* Instruction
Transcribe the listing in full, excluding any pictures.

start

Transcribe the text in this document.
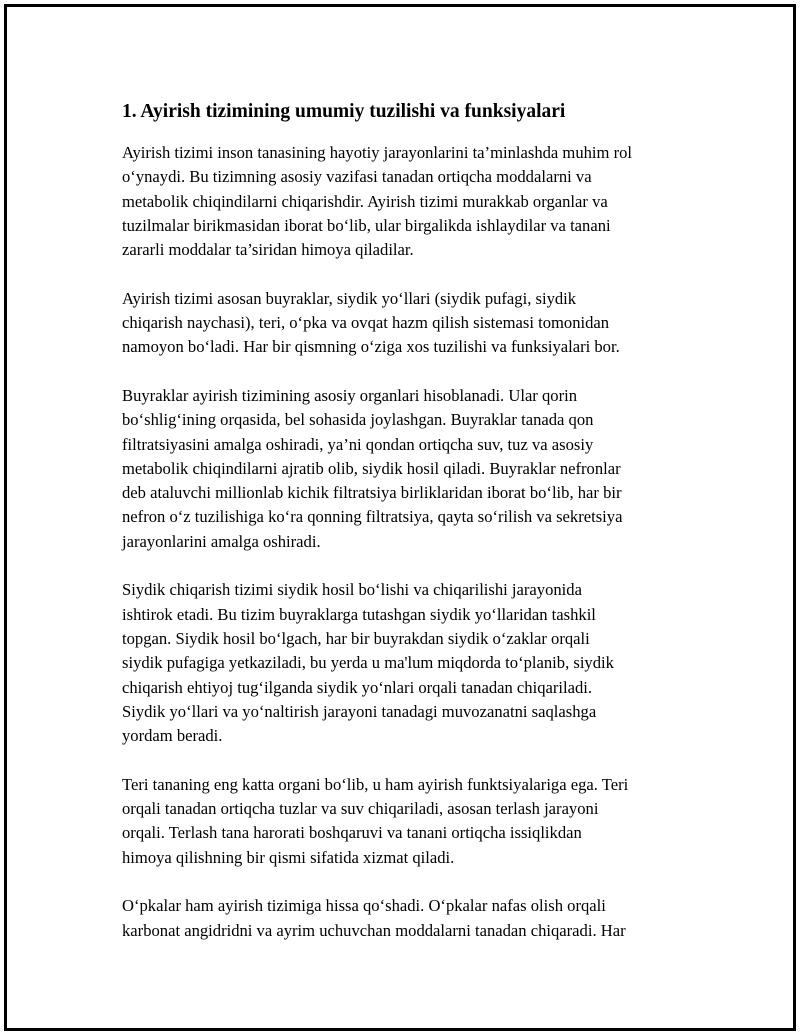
1. Ayirish tizimining umumiy tuzilishi va funksiyalari

Ayirish tizimi inson tanasining hayotiy jarayonlarini ta’minlashda muhim rol
o‘ynaydi. Bu tizimning asosiy vazifasi tanadan ortiqcha moddalarni va
metabolik chiqindilarni chiqarishdir. Ayirish tizimi murakkab organlar va
tuzilmalar birikmasidan iborat bo‘lib, ular birgalikda ishlaydilar va tanani
zararli moddalar ta’siridan himoya qiladilar.

Ayirish tizimi asosan buyraklar, siydik yo‘llari (siydik pufagi, siydik
chiqarish naychasi), teri, o‘pka va ovqat hazm qilish sistemasi tomonidan
namoyon bo‘ladi. Har bir qismning o‘ziga xos tuzilishi va funksiyalari bor.

Buyraklar ayirish tizimining asosiy organlari hisoblanadi. Ular qorin
bo‘shlig‘ining orqasida, bel sohasida joylashgan. Buyraklar tanada qon
filtratsiyasini amalga oshiradi, ya’ni qondan ortiqcha suv, tuz va asosiy
metabolik chiqindilarni ajratib olib, siydik hosil qiladi. Buyraklar nefronlar
deb ataluvchi millionlab kichik filtratsiya birliklaridan iborat bo‘lib, har bir
nefron o‘z tuzilishiga ko‘ra qonning filtratsiya, qayta so‘rilish va sekretsiya
jarayonlarini amalga oshiradi.

Siydik chiqarish tizimi siydik hosil bo‘lishi va chiqarilishi jarayonida
ishtirok etadi. Bu tizim buyraklarga tutashgan siydik yo‘llaridan tashkil
topgan. Siydik hosil bo‘lgach, har bir buyrakdan siydik o‘zaklar orqali
siydik pufagiga yetkaziladi, bu yerda u ma'lum miqdorda to‘planib, siydik
chiqarish ehtiyoj tug‘ilganda siydik yo‘nlari orqali tanadan chiqariladi.
Siydik yo‘llari va yo‘naltirish jarayoni tanadagi muvozanatni saqlashga
yordam beradi.

Teri tananing eng katta organi bo‘lib, u ham ayirish funktsiyalariga ega. Teri
orqali tanadan ortiqcha tuzlar va suv chiqariladi, asosan terlash jarayoni
orqali. Terlash tana harorati boshqaruvi va tanani ortiqcha issiqlikdan
himoya qilishning bir qismi sifatida xizmat qiladi.

O‘pkalar ham ayirish tizimiga hissa qo‘shadi. O‘pkalar nafas olish orqali
karbonat angidridni va ayrim uchuvchan moddalarni tanadan chiqaradi. Har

end

* Reply
Transcribe the text in this document.
1. Ayirish tizimining umumiy tuzilishi va funksiyalari

Ayirish tizimi inson tanasining hayotiy jarayonlarini ta’minlashda muhim rol
o‘ynaydi. Bu tizimning asosiy vazifasi tanadan ortiqcha moddalarni va
metabolik chiqindilarni chiqarishdir. Ayirish tizimi murakkab organlar va
tuzilmalar birikmasidan iborat bo‘lib, ular birgalikda ishlaydilar va tanani
zararli moddalar ta’siridan himoya qiladilar.

Ayirish tizimi asosan buyraklar, siydik yo‘llari (siydik pufagi, siydik
chiqarish naychasi), teri, o‘pka va ovqat hazm qilish sistemasi tomonidan
namoyon bo‘ladi. Har bir qismning o‘ziga xos tuzilishi va funksiyalari bor.

Buyraklar ayirish tizimining asosiy organlari hisoblanadi. Ular qorin
bo‘shlig‘ining orqasida, bel sohasida joylashgan. Buyraklar tanada qon
filtratsiyasini amalga oshiradi, ya’ni qondan ortiqcha suv, tuz va asosiy
metabolik chiqindilarni ajratib olib, siydik hosil qiladi. Buyraklar nefronlar
deb ataluvchi millionlab kichik filtratsiya birliklaridan iborat bo‘lib, har bir
nefron o‘z tuzilishiga ko‘ra qonning filtratsiya, qayta so‘rilish va sekretsiya
jarayonlarini amalga oshiradi.

Siydik chiqarish tizimi siydik hosil bo‘lishi va chiqarilishi jarayonida
ishtirok etadi. Bu tizim buyraklarga tutashgan siydik yo‘llaridan tashkil
topgan. Siydik hosil bo‘lgach, har bir buyrakdan siydik o‘zaklar orqali
siydik pufagiga yetkaziladi, bu yerda u ma'lum miqdorda to‘planib, siydik
chiqarish ehtiyoj tug‘ilganda siydik yo‘nlari orqali tanadan chiqariladi.
Siydik yo‘llari va yo‘naltirish jarayoni tanadagi muvozanatni saqlashga
yordam beradi.

Teri tananing eng katta organi bo‘lib, u ham ayirish funktsiyalariga ega. Teri
orqali tanadan ortiqcha tuzlar va suv chiqariladi, asosan terlash jarayoni
orqali. Terlash tana harorati boshqaruvi va tanani ortiqcha issiqlikdan
himoya qilishning bir qismi sifatida xizmat qiladi.

O‘pkalar ham ayirish tizimiga hissa qo‘shadi. O‘pkalar nafas olish orqali
karbonat angidridni va ayrim uchuvchan moddalarni tanadan chiqaradi. Har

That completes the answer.